Labeled box data:
________

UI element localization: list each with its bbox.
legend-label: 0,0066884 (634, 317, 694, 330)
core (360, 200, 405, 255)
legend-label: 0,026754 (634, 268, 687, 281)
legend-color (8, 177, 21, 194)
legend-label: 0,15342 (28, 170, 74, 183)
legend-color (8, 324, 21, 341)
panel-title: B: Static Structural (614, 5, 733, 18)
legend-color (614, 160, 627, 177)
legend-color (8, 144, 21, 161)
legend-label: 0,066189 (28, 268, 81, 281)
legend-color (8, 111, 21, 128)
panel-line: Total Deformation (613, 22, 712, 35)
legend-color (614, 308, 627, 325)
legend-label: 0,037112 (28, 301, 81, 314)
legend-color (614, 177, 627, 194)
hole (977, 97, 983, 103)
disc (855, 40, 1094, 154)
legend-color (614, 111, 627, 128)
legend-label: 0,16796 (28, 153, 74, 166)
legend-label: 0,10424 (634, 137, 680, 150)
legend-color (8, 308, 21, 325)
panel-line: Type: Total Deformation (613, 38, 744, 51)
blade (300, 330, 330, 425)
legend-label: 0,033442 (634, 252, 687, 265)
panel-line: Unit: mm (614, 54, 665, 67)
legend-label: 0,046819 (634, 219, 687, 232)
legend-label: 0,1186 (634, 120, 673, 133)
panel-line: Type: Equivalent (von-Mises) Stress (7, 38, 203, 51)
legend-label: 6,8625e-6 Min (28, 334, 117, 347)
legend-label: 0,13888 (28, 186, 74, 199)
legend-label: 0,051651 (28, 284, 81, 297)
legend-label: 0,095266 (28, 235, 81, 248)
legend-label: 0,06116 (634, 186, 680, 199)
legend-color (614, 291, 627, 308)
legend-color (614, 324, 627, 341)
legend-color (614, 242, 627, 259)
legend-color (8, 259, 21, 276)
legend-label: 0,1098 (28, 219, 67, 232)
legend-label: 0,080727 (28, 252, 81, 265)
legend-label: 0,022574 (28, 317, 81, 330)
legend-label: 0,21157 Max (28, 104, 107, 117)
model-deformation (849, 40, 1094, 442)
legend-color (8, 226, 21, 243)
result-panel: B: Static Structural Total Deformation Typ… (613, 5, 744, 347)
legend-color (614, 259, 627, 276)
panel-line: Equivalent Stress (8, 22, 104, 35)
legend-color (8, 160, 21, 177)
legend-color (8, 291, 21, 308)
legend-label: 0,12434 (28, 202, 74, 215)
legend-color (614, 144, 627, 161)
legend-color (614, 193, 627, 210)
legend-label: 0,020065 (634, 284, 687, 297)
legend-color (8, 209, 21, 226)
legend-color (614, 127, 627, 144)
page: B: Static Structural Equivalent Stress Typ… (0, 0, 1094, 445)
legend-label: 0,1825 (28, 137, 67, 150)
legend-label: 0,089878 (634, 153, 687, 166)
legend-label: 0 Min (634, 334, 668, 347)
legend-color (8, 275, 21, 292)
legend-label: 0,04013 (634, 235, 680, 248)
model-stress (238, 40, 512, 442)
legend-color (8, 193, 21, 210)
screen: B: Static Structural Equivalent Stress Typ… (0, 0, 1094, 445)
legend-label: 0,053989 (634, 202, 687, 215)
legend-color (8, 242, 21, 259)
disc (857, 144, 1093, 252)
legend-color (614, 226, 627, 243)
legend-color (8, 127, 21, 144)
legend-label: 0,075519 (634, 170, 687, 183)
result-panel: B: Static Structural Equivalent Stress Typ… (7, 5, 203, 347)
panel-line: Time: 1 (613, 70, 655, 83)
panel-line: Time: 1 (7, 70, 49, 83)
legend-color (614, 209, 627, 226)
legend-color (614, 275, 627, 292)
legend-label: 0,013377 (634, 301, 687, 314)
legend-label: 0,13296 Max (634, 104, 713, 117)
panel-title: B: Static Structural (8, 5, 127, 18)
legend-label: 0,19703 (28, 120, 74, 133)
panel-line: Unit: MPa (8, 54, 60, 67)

________

Write out the data lines above, keeping every character unchanged.

--- Written answer ---
UI element localization: list each with its bbox.
legend-label: 0,0066884 (634, 317, 694, 330)
core (360, 200, 405, 255)
legend-label: 0,026754 (634, 268, 687, 281)
legend-color (8, 177, 21, 194)
legend-label: 0,15342 (28, 170, 74, 183)
legend-color (8, 324, 21, 341)
panel-title: B: Static Structural (614, 5, 733, 18)
legend-color (614, 160, 627, 177)
legend-color (8, 144, 21, 161)
legend-label: 0,066189 (28, 268, 81, 281)
legend-color (8, 111, 21, 128)
panel-line: Total Deformation (613, 22, 712, 35)
legend-color (614, 308, 627, 325)
legend-label: 0,037112 (28, 301, 81, 314)
legend-color (614, 177, 627, 194)
hole (977, 97, 983, 103)
disc (855, 40, 1094, 154)
legend-color (614, 111, 627, 128)
legend-label: 0,16796 (28, 153, 74, 166)
legend-label: 0,10424 (634, 137, 680, 150)
legend-color (8, 308, 21, 325)
panel-line: Type: Total Deformation (613, 38, 744, 51)
blade (300, 330, 330, 425)
legend-label: 0,033442 (634, 252, 687, 265)
panel-line: Unit: mm (614, 54, 665, 67)
legend-label: 0,046819 (634, 219, 687, 232)
legend-label: 0,1186 (634, 120, 673, 133)
panel-line: Type: Equivalent (von-Mises) Stress (7, 38, 203, 51)
legend-label: 6,8625e-6 Min (28, 334, 117, 347)
legend-label: 0,13888 (28, 186, 74, 199)
legend-label: 0,051651 (28, 284, 81, 297)
legend-label: 0,095266 (28, 235, 81, 248)
legend-label: 0,06116 (634, 186, 680, 199)
legend-color (614, 291, 627, 308)
legend-color (614, 324, 627, 341)
legend-color (614, 242, 627, 259)
legend-color (8, 259, 21, 276)
legend-label: 0,1098 (28, 219, 67, 232)
legend-label: 0,080727 (28, 252, 81, 265)
legend-label: 0,022574 (28, 317, 81, 330)
legend-label: 0,21157 Max (28, 104, 107, 117)
model-deformation (849, 40, 1094, 442)
legend-color (8, 226, 21, 243)
result-panel: B: Static Structural Total Deformation Typ… (613, 5, 744, 347)
legend-color (614, 259, 627, 276)
panel-line: Equivalent Stress (8, 22, 104, 35)
legend-color (8, 160, 21, 177)
legend-color (8, 291, 21, 308)
legend-label: 0,12434 (28, 202, 74, 215)
legend-color (614, 144, 627, 161)
legend-color (614, 193, 627, 210)
legend-label: 0,020065 (634, 284, 687, 297)
legend-color (8, 209, 21, 226)
legend-color (614, 127, 627, 144)
page: B: Static Structural Equivalent Stress Typ… (0, 0, 1094, 445)
legend-label: 0,1825 (28, 137, 67, 150)
legend-label: 0,089878 (634, 153, 687, 166)
legend-label: 0 Min (634, 334, 668, 347)
legend-color (8, 275, 21, 292)
legend-label: 0,04013 (634, 235, 680, 248)
model-stress (238, 40, 512, 442)
legend-color (8, 193, 21, 210)
screen: B: Static Structural Equivalent Stress Typ… (0, 0, 1094, 445)
legend-label: 0,053989 (634, 202, 687, 215)
legend-color (8, 242, 21, 259)
disc (857, 144, 1093, 252)
legend-color (614, 226, 627, 243)
legend-color (8, 127, 21, 144)
legend-label: 0,075519 (634, 170, 687, 183)
result-panel: B: Static Structural Equivalent Stress Typ… (7, 5, 203, 347)
panel-line: Time: 1 (613, 70, 655, 83)
panel-line: Time: 1 (7, 70, 49, 83)
legend-color (614, 209, 627, 226)
legend-color (614, 275, 627, 292)
legend-label: 0,013377 (634, 301, 687, 314)
legend-label: 0,13296 Max (634, 104, 713, 117)
panel-title: B: Static Structural (8, 5, 127, 18)
legend-label: 0,19703 (28, 120, 74, 133)
panel-line: Unit: MPa (8, 54, 60, 67)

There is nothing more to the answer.